## DATASET RECORDS
──────────────────────────────
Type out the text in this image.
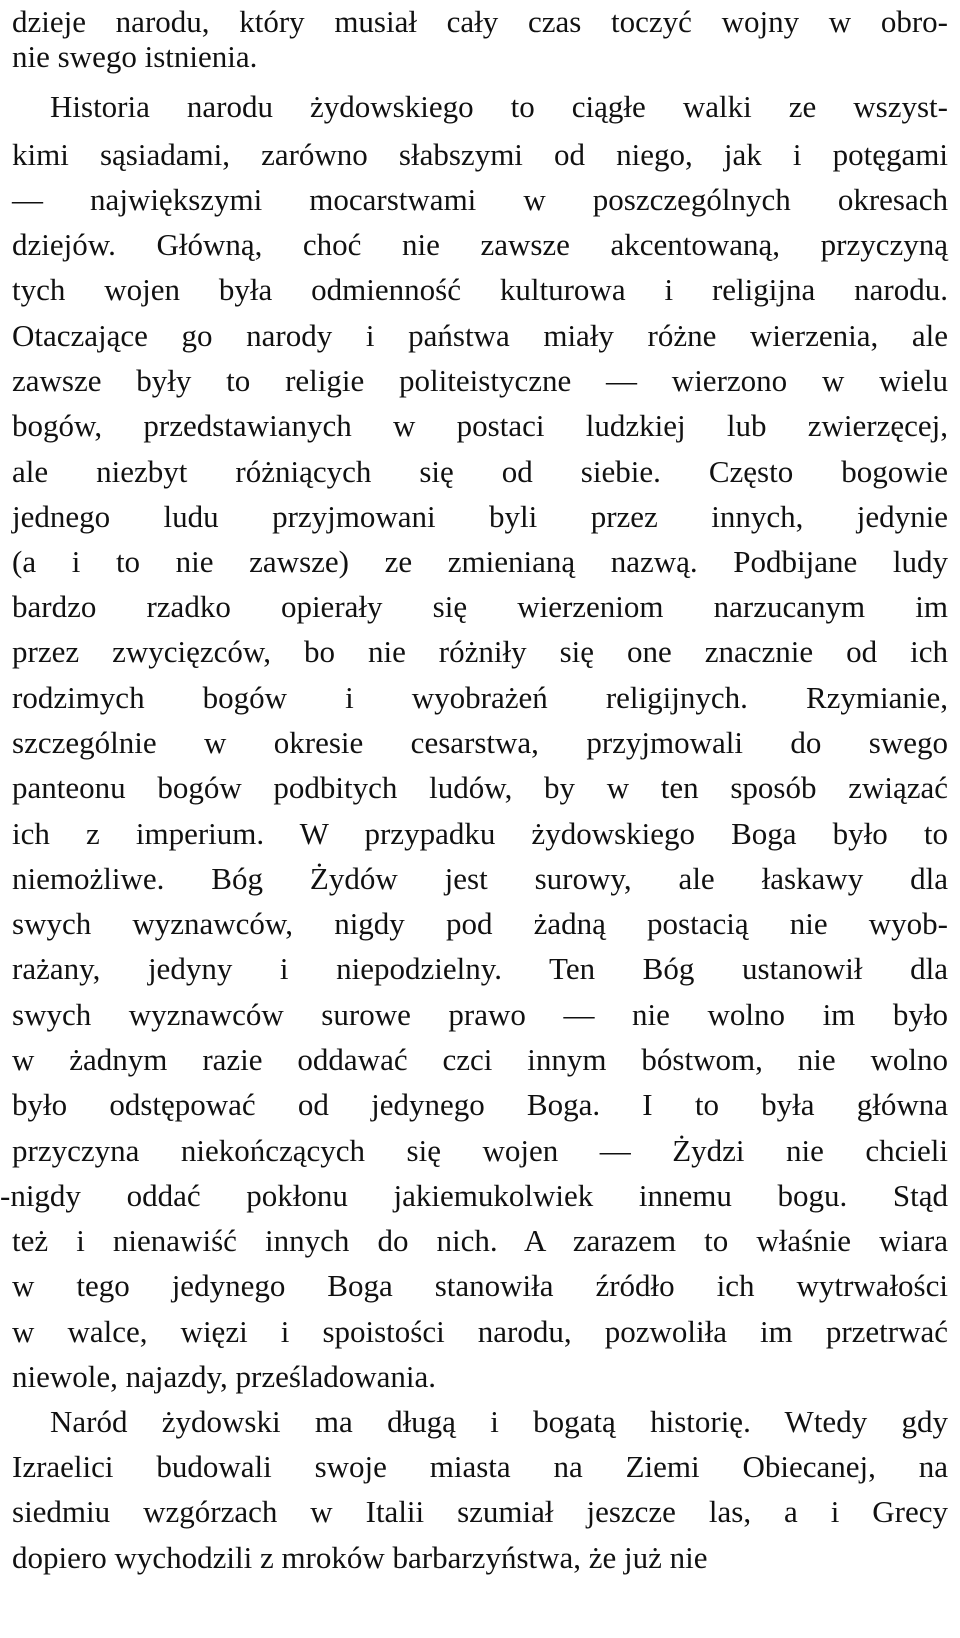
dzieje narodu, który musiał cały czas toczyć wojny w obro-
nie swego istnienia.
Historia narodu żydowskiego to ciągłe walki ze wszyst-
kimi sąsiadami, zarówno słabszymi od niego, jak i potęgami
— największymi mocarstwami w poszczególnych okresach
dziejów. Główną, choć nie zawsze akcentowaną, przyczyną
tych wojen była odmienność kulturowa i religijna narodu.
Otaczające go narody i państwa miały różne wierzenia, ale
zawsze były to religie politeistyczne — wierzono w wielu
bogów, przedstawianych w postaci ludzkiej lub zwierzęcej,
ale niezbyt różniących się od siebie. Często bogowie
jednego ludu przyjmowani byli przez innych, jedynie
(a i to nie zawsze) ze zmienianą nazwą. Podbijane ludy
bardzo rzadko opierały się wierzeniom narzucanym im
przez zwycięzców, bo nie różniły się one znacznie od ich
rodzimych bogów i wyobrażeń religijnych. Rzymianie,
szczególnie w okresie cesarstwa, przyjmowali do swego
panteonu bogów podbitych ludów, by w ten sposób związać
ich z imperium. W przypadku żydowskiego Boga było to
niemożliwe. Bóg Żydów jest surowy, ale łaskawy dla
swych wyznawców, nigdy pod żadną postacią nie wyob-
rażany, jedyny i niepodzielny. Ten Bóg ustanowił dla
swych wyznawców surowe prawo — nie wolno im było
w żadnym razie oddawać czci innym bóstwom, nie wolno
było odstępować od jedynego Boga. I to była główna
przyczyna niekończących się wojen — Żydzi nie chcieli
-nigdy oddać pokłonu jakiemukolwiek innemu bogu. Stąd
też i nienawiść innych do nich. A zarazem to właśnie wiara
w tego jedynego Boga stanowiła źródło ich wytrwałości
w walce, więzi i spoistości narodu, pozwoliła im przetrwać
niewole, najazdy, prześladowania.
Naród żydowski ma długą i bogatą historię. Wtedy gdy
Izraelici budowali swoje miasta na Ziemi Obiecanej, na
siedmiu wzgórzach w Italii szumiał jeszcze las, a i Grecy
dopiero wychodzili z mroków barbarzyństwa, że już nie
──────────────────────────────
Quote every record above exactly, leaving out the pictures.

## WRITTEN RESPONSE
Type out the text in this image.
dzieje narodu, który musiał cały czas toczyć wojny w obro-
nie swego istnienia.
Historia narodu żydowskiego to ciągłe walki ze wszyst-
kimi sąsiadami, zarówno słabszymi od niego, jak i potęgami
— największymi mocarstwami w poszczególnych okresach
dziejów. Główną, choć nie zawsze akcentowaną, przyczyną
tych wojen była odmienność kulturowa i religijna narodu.
Otaczające go narody i państwa miały różne wierzenia, ale
zawsze były to religie politeistyczne — wierzono w wielu
bogów, przedstawianych w postaci ludzkiej lub zwierzęcej,
ale niezbyt różniących się od siebie. Często bogowie
jednego ludu przyjmowani byli przez innych, jedynie
(a i to nie zawsze) ze zmienianą nazwą. Podbijane ludy
bardzo rzadko opierały się wierzeniom narzucanym im
przez zwycięzców, bo nie różniły się one znacznie od ich
rodzimych bogów i wyobrażeń religijnych. Rzymianie,
szczególnie w okresie cesarstwa, przyjmowali do swego
panteonu bogów podbitych ludów, by w ten sposób związać
ich z imperium. W przypadku żydowskiego Boga było to
niemożliwe. Bóg Żydów jest surowy, ale łaskawy dla
swych wyznawców, nigdy pod żadną postacią nie wyob-
rażany, jedyny i niepodzielny. Ten Bóg ustanowił dla
swych wyznawców surowe prawo — nie wolno im było
w żadnym razie oddawać czci innym bóstwom, nie wolno
było odstępować od jedynego Boga. I to była główna
przyczyna niekończących się wojen — Żydzi nie chcieli
-nigdy oddać pokłonu jakiemukolwiek innemu bogu. Stąd
też i nienawiść innych do nich. A zarazem to właśnie wiara
w tego jedynego Boga stanowiła źródło ich wytrwałości
w walce, więzi i spoistości narodu, pozwoliła im przetrwać
niewole, najazdy, prześladowania.
Naród żydowski ma długą i bogatą historię. Wtedy gdy
Izraelici budowali swoje miasta na Ziemi Obiecanej, na
siedmiu wzgórzach w Italii szumiał jeszcze las, a i Grecy
dopiero wychodzili z mroków barbarzyństwa, że już nie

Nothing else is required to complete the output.